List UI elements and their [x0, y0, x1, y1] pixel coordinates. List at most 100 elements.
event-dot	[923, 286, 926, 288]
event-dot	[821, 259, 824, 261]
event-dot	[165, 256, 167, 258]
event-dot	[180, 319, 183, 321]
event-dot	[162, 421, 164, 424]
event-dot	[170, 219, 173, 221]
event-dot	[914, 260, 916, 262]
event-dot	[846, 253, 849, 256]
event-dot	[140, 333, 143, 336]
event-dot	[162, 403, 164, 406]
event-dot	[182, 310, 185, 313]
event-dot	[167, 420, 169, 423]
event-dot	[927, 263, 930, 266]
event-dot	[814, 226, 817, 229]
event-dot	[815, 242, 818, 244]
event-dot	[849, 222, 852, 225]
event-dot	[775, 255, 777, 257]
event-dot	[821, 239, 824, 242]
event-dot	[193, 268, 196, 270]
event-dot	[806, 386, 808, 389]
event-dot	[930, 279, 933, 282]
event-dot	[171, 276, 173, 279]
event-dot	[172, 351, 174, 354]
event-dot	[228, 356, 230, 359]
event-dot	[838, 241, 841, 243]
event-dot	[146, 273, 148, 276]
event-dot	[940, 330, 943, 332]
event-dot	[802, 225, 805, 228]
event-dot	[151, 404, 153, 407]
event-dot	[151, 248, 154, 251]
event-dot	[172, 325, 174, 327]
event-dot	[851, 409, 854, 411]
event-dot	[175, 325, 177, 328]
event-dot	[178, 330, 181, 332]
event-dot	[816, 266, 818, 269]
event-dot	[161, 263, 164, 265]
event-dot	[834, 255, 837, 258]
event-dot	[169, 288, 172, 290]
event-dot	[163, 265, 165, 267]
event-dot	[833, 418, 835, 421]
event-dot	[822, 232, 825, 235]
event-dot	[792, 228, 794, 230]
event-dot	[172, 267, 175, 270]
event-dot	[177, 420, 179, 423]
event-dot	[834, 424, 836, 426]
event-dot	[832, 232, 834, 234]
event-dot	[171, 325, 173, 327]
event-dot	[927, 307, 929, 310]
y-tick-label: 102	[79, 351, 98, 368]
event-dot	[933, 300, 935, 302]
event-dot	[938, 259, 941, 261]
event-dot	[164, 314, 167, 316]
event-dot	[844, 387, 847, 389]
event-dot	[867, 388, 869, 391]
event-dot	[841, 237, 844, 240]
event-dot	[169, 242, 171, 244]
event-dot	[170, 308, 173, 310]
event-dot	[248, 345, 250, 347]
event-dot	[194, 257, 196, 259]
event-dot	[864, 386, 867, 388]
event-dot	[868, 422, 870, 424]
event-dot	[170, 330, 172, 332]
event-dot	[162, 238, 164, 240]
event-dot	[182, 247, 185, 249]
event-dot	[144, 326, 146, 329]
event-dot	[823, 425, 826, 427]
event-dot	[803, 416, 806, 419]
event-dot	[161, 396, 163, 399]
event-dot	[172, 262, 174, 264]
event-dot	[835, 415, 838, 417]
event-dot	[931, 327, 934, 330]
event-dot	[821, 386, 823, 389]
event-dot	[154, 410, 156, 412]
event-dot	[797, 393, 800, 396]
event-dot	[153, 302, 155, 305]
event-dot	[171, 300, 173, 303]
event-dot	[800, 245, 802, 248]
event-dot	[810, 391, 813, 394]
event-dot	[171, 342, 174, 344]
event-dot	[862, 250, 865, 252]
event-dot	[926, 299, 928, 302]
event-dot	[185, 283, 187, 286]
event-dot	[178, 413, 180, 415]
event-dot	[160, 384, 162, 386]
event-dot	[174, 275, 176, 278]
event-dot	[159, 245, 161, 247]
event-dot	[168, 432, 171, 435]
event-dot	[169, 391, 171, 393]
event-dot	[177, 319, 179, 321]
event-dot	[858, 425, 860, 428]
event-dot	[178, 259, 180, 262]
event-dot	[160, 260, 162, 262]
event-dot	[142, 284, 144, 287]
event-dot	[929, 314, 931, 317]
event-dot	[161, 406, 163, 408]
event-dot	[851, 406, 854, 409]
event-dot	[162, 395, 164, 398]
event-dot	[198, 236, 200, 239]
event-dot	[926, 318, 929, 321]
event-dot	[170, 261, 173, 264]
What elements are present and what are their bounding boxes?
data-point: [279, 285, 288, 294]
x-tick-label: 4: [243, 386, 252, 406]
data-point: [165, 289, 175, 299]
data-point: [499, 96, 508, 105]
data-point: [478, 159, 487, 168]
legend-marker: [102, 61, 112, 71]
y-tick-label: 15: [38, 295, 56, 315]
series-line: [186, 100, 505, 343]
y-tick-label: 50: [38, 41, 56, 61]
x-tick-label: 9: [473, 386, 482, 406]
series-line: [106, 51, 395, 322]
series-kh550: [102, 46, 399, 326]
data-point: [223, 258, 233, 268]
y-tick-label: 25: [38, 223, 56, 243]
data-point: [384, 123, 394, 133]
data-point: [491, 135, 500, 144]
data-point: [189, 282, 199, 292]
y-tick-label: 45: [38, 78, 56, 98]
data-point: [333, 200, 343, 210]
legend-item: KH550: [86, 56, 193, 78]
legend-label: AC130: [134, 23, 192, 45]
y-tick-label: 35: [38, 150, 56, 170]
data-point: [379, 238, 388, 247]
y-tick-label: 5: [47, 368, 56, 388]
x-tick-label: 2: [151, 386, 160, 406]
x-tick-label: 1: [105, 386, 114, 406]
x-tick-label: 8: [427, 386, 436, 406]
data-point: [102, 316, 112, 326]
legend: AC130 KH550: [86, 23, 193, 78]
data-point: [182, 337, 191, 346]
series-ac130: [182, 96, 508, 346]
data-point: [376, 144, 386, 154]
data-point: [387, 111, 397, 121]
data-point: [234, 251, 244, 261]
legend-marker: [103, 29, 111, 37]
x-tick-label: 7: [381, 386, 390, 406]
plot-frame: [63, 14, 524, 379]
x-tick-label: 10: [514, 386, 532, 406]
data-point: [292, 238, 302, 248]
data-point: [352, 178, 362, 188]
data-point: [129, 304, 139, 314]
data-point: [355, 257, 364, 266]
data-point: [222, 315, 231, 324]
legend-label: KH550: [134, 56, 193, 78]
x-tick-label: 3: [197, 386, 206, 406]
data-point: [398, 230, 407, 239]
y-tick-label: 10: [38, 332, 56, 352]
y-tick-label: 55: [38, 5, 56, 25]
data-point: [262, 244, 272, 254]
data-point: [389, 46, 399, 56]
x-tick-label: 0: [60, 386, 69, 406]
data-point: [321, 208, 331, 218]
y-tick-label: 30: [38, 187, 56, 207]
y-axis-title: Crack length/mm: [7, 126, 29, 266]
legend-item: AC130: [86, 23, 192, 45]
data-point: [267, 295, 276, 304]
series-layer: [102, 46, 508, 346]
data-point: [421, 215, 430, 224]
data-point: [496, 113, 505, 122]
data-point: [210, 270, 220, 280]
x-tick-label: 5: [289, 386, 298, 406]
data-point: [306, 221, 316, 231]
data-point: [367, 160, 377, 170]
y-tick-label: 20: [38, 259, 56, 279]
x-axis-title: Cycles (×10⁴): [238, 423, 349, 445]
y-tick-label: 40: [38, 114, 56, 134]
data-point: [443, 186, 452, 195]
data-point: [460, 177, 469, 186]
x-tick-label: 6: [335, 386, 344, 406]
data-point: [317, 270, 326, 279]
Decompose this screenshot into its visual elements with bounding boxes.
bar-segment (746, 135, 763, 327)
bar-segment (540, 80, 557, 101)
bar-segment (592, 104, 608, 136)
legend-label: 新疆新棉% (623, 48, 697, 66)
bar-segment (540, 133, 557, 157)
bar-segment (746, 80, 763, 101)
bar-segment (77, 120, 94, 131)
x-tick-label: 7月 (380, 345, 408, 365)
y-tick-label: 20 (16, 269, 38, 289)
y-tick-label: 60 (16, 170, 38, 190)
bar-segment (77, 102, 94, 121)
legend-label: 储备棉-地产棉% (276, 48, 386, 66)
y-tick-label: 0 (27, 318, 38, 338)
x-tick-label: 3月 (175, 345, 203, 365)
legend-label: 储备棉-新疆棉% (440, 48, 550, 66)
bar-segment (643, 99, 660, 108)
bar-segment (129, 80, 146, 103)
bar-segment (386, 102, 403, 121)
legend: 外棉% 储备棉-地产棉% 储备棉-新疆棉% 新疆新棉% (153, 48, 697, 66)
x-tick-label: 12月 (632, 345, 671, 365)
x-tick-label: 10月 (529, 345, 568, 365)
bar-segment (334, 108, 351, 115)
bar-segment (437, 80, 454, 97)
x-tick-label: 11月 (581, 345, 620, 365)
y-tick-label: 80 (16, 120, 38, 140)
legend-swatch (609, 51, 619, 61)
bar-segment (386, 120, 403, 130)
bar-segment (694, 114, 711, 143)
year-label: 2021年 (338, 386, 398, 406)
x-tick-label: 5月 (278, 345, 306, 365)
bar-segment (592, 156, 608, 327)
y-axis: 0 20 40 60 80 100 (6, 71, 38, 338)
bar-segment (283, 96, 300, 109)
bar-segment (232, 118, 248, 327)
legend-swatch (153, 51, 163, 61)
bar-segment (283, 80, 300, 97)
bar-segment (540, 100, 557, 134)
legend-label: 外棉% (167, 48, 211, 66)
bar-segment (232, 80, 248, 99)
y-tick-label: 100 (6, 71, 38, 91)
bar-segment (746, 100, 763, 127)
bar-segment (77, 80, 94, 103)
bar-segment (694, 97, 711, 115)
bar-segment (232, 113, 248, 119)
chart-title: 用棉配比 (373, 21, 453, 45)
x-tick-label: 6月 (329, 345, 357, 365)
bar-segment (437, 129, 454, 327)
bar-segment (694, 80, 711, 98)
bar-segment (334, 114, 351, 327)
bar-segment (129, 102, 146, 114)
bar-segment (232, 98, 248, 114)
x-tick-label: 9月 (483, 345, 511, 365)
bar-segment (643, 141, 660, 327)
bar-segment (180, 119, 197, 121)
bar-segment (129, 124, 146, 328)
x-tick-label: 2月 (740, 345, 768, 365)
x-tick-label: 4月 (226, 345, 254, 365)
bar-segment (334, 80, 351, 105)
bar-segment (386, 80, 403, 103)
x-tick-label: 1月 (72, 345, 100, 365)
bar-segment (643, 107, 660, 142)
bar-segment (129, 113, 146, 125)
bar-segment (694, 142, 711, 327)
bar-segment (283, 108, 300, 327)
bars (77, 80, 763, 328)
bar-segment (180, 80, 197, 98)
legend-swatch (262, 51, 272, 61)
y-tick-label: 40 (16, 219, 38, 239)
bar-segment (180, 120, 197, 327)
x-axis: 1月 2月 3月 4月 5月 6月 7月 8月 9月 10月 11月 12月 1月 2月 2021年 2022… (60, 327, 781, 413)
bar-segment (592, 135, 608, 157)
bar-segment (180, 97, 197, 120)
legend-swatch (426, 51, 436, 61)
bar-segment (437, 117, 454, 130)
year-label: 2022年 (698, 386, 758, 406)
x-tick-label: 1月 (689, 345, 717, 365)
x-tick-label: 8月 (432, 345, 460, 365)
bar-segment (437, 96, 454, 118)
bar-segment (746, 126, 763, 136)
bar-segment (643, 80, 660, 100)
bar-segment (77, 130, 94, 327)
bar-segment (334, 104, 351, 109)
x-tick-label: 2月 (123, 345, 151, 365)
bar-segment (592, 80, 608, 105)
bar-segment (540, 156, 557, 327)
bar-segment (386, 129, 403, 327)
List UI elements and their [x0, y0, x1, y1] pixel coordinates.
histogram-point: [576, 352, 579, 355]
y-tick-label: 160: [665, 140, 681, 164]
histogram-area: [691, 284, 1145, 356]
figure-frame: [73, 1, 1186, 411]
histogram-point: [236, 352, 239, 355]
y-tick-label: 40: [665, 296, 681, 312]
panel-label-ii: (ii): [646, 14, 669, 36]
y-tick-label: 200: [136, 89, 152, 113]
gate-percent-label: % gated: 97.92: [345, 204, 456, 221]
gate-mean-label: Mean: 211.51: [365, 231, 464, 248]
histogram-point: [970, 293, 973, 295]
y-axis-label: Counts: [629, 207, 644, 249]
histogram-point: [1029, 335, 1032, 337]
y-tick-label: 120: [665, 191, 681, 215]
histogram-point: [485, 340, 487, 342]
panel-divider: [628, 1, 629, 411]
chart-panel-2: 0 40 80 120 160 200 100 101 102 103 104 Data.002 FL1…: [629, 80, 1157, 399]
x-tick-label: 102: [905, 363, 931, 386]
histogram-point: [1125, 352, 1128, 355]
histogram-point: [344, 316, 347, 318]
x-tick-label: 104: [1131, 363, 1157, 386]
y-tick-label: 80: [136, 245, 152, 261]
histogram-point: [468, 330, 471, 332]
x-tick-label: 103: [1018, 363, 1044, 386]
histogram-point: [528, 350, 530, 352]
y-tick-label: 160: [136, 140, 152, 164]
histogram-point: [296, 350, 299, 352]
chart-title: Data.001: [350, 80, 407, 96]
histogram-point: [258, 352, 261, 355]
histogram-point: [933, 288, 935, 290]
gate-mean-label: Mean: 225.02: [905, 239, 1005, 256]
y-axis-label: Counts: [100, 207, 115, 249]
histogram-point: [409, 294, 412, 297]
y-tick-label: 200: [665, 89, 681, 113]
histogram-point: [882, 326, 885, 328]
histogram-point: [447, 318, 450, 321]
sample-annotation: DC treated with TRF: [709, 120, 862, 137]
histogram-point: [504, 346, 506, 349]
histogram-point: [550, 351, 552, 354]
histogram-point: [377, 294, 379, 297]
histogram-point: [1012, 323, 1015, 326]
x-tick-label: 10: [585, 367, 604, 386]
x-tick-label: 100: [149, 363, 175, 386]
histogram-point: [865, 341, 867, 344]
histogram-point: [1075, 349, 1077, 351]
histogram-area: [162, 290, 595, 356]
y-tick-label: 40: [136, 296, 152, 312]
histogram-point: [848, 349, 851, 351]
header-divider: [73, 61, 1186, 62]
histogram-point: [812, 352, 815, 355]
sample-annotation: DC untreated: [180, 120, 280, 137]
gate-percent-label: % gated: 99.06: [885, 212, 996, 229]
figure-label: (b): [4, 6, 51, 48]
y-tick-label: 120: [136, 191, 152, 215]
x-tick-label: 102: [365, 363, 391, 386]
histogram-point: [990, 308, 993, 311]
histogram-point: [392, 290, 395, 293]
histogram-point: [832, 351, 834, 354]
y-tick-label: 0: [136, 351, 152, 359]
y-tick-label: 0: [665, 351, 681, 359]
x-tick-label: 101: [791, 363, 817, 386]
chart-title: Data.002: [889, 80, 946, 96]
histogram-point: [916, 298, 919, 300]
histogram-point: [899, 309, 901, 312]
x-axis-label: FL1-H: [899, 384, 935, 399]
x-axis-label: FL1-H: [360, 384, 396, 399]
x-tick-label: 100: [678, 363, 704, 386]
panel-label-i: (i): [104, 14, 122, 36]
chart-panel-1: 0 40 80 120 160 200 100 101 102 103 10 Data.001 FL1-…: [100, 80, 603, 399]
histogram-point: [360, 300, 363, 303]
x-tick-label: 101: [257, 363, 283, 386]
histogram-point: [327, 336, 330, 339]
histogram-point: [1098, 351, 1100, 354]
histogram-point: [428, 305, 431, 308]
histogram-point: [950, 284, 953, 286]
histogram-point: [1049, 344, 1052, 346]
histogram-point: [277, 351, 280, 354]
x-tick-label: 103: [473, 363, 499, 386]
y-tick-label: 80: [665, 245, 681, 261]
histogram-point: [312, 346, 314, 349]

* * *

Task objective
Reproduce the data above verbatim, from its first line through the line containing "425, 826, 427]", with both of those lines included.

Solution for this problem
List UI elements and their [x0, y0, x1, y1] pixel coordinates. List at most 100 elements.
event-dot	[923, 286, 926, 288]
event-dot	[821, 259, 824, 261]
event-dot	[165, 256, 167, 258]
event-dot	[180, 319, 183, 321]
event-dot	[162, 421, 164, 424]
event-dot	[170, 219, 173, 221]
event-dot	[914, 260, 916, 262]
event-dot	[846, 253, 849, 256]
event-dot	[140, 333, 143, 336]
event-dot	[162, 403, 164, 406]
event-dot	[182, 310, 185, 313]
event-dot	[167, 420, 169, 423]
event-dot	[927, 263, 930, 266]
event-dot	[814, 226, 817, 229]
event-dot	[815, 242, 818, 244]
event-dot	[849, 222, 852, 225]
event-dot	[775, 255, 777, 257]
event-dot	[821, 239, 824, 242]
event-dot	[193, 268, 196, 270]
event-dot	[806, 386, 808, 389]
event-dot	[930, 279, 933, 282]
event-dot	[171, 276, 173, 279]
event-dot	[172, 351, 174, 354]
event-dot	[228, 356, 230, 359]
event-dot	[838, 241, 841, 243]
event-dot	[146, 273, 148, 276]
event-dot	[940, 330, 943, 332]
event-dot	[802, 225, 805, 228]
event-dot	[151, 404, 153, 407]
event-dot	[151, 248, 154, 251]
event-dot	[172, 325, 174, 327]
event-dot	[851, 409, 854, 411]
event-dot	[175, 325, 177, 328]
event-dot	[178, 330, 181, 332]
event-dot	[816, 266, 818, 269]
event-dot	[161, 263, 164, 265]
event-dot	[834, 255, 837, 258]
event-dot	[169, 288, 172, 290]
event-dot	[163, 265, 165, 267]
event-dot	[833, 418, 835, 421]
event-dot	[822, 232, 825, 235]
event-dot	[792, 228, 794, 230]
event-dot	[172, 267, 175, 270]
event-dot	[177, 420, 179, 423]
event-dot	[834, 424, 836, 426]
event-dot	[832, 232, 834, 234]
event-dot	[171, 325, 173, 327]
event-dot	[927, 307, 929, 310]
y-tick-label: 102	[79, 351, 98, 368]
event-dot	[933, 300, 935, 302]
event-dot	[938, 259, 941, 261]
event-dot	[164, 314, 167, 316]
event-dot	[844, 387, 847, 389]
event-dot	[867, 388, 869, 391]
event-dot	[841, 237, 844, 240]
event-dot	[169, 242, 171, 244]
event-dot	[170, 308, 173, 310]
event-dot	[248, 345, 250, 347]
event-dot	[194, 257, 196, 259]
event-dot	[864, 386, 867, 388]
event-dot	[868, 422, 870, 424]
event-dot	[170, 330, 172, 332]
event-dot	[162, 238, 164, 240]
event-dot	[182, 247, 185, 249]
event-dot	[144, 326, 146, 329]
event-dot	[823, 425, 826, 427]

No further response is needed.